** Begin Listing **

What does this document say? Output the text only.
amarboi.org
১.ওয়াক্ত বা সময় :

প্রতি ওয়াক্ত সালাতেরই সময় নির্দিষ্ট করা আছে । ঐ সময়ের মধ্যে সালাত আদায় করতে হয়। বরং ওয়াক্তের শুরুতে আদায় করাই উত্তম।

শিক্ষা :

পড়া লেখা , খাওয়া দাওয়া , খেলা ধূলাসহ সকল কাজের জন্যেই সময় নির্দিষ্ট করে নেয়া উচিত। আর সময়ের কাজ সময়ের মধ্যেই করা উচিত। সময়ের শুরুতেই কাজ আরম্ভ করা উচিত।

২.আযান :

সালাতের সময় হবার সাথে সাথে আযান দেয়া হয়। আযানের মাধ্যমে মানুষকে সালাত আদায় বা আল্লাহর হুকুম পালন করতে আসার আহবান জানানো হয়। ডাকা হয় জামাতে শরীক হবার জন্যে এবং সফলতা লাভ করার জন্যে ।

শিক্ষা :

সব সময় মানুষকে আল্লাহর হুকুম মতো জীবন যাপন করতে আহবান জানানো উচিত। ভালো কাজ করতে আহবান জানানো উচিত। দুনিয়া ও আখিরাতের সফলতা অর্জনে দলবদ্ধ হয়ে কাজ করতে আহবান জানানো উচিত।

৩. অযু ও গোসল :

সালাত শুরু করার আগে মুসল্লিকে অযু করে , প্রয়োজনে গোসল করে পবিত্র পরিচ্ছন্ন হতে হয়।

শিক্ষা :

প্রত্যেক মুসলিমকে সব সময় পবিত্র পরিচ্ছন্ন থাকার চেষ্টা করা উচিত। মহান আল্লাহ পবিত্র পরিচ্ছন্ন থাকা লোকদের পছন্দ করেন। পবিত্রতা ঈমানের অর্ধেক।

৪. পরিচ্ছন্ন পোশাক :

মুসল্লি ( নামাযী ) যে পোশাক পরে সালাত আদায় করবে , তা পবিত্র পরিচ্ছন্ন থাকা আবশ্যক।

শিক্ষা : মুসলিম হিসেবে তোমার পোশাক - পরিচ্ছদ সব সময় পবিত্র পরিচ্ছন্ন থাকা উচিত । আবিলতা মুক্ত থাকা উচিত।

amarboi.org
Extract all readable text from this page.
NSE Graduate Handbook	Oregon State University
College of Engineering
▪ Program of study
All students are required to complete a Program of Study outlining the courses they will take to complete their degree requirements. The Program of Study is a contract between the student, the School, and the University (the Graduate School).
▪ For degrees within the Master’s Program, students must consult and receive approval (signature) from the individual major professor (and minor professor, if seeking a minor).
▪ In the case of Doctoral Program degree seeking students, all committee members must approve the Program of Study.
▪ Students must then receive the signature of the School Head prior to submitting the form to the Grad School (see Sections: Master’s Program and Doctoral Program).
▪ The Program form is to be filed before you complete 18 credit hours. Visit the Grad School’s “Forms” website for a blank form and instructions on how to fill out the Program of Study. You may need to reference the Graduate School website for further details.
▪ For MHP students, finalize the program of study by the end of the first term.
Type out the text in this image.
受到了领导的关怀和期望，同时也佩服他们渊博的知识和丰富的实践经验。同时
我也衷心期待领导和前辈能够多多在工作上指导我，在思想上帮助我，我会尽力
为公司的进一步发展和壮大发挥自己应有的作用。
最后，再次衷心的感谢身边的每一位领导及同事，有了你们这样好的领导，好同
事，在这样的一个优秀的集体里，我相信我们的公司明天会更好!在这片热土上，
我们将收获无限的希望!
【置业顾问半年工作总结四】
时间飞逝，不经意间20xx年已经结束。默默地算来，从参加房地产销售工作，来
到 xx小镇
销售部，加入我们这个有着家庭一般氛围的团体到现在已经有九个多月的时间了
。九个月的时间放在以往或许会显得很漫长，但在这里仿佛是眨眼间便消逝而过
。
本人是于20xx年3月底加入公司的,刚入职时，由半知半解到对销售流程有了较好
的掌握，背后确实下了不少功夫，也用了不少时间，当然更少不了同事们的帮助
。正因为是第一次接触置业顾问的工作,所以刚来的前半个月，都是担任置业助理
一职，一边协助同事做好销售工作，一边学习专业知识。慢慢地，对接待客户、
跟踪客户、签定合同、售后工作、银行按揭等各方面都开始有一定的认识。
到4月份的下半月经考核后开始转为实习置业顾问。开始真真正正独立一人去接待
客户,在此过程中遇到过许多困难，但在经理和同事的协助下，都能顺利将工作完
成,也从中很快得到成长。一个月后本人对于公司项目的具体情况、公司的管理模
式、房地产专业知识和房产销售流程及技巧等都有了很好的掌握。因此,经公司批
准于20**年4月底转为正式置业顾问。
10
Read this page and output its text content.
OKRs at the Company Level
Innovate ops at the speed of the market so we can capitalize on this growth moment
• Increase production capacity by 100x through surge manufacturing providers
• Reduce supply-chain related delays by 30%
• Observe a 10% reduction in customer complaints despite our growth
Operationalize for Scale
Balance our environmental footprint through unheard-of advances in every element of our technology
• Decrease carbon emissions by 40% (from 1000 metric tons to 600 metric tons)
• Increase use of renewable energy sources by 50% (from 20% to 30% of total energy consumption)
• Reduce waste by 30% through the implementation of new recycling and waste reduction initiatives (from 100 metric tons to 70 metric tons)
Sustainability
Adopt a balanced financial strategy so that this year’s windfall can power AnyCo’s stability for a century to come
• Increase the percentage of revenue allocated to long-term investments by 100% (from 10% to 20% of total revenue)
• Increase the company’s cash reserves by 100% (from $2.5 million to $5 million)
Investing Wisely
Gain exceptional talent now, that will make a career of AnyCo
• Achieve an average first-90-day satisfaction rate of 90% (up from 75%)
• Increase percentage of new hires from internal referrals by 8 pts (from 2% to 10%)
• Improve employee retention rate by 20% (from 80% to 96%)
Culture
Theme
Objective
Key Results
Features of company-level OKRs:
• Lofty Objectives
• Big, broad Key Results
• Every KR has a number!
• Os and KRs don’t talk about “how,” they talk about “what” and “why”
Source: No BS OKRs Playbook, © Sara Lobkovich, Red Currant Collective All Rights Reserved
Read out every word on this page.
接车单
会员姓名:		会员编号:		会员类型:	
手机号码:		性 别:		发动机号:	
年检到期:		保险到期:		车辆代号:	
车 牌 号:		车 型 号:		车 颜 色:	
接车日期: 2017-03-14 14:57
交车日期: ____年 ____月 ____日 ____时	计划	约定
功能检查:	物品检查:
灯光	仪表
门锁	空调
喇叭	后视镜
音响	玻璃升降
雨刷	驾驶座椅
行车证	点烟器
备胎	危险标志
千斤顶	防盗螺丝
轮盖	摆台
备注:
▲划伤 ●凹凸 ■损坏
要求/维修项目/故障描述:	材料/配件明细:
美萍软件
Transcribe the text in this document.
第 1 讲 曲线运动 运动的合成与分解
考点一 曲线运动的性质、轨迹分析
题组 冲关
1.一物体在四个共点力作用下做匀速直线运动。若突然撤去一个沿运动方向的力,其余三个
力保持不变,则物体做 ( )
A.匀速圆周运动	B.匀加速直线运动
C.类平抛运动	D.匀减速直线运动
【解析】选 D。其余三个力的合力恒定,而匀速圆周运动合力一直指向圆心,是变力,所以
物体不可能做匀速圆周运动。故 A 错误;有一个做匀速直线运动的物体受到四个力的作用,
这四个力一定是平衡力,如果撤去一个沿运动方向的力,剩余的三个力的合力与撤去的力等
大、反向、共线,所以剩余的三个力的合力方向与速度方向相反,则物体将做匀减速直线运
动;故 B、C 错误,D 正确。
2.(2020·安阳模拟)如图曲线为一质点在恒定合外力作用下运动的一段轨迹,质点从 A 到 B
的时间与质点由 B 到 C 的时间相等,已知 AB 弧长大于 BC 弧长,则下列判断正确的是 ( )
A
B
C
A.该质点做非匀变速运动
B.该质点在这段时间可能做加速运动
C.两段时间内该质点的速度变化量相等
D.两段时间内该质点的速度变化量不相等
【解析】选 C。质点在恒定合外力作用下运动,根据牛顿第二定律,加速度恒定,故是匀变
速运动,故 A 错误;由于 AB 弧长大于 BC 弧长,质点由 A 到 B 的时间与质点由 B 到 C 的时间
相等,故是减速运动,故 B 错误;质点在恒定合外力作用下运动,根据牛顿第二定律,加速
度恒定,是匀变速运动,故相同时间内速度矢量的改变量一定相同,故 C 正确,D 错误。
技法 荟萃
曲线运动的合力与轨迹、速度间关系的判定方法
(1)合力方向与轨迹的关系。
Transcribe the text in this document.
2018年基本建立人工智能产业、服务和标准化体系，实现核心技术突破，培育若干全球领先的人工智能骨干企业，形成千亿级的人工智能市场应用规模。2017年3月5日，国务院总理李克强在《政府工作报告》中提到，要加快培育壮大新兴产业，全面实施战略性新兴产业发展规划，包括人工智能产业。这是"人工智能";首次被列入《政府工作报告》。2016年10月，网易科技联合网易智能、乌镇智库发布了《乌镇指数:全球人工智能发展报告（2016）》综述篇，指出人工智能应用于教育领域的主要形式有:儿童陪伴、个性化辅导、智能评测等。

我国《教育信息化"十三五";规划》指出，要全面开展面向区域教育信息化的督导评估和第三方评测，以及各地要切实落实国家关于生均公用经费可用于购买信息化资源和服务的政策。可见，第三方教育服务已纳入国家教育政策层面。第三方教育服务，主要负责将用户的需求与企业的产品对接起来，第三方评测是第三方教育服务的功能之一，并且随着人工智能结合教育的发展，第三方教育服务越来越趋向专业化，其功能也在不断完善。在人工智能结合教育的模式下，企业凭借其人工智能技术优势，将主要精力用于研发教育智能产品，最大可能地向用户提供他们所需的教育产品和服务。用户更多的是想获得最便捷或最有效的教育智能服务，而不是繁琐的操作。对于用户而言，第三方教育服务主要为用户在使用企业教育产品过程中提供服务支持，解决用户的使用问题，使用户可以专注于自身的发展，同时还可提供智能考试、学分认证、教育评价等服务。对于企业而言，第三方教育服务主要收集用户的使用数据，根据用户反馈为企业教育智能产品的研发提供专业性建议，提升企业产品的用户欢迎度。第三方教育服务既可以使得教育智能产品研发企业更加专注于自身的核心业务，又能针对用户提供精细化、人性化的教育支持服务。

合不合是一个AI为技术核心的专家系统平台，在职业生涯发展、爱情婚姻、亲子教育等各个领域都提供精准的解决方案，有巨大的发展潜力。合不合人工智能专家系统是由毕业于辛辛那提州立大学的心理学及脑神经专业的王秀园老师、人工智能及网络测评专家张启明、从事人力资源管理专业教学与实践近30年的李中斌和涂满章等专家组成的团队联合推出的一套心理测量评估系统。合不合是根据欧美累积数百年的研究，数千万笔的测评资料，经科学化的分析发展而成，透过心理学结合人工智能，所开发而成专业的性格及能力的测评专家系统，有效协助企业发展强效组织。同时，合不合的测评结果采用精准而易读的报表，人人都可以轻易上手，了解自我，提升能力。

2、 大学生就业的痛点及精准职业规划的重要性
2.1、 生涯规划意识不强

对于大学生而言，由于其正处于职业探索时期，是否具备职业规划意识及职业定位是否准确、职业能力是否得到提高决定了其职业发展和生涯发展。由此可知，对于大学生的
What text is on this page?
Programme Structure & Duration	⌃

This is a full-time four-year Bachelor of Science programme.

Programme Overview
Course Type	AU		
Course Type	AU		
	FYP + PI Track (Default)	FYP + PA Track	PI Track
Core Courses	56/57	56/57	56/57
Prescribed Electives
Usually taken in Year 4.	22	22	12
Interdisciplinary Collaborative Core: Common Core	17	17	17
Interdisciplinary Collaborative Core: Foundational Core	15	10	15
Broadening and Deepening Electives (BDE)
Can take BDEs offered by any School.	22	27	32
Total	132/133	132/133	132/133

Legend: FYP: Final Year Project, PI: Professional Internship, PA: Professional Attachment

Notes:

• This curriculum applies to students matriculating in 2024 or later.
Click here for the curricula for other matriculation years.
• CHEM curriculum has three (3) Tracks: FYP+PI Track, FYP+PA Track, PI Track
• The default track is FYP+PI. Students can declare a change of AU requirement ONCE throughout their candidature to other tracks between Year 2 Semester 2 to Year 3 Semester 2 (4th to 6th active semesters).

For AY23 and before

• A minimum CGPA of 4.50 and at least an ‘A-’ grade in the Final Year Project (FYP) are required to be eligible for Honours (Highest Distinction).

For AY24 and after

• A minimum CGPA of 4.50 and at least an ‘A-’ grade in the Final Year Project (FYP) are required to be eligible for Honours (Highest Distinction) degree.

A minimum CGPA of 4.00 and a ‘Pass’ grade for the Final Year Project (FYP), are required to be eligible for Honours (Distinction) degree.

** End Listing **

Take every line from the records above that has the word "curriculum" and copy it.

■ **Finished answer**:
• This curriculum applies to students matriculating in 2024 or later.
• CHEM curriculum has three (3) Tracks: FYP+PI Track, FYP+PA Track, PI Track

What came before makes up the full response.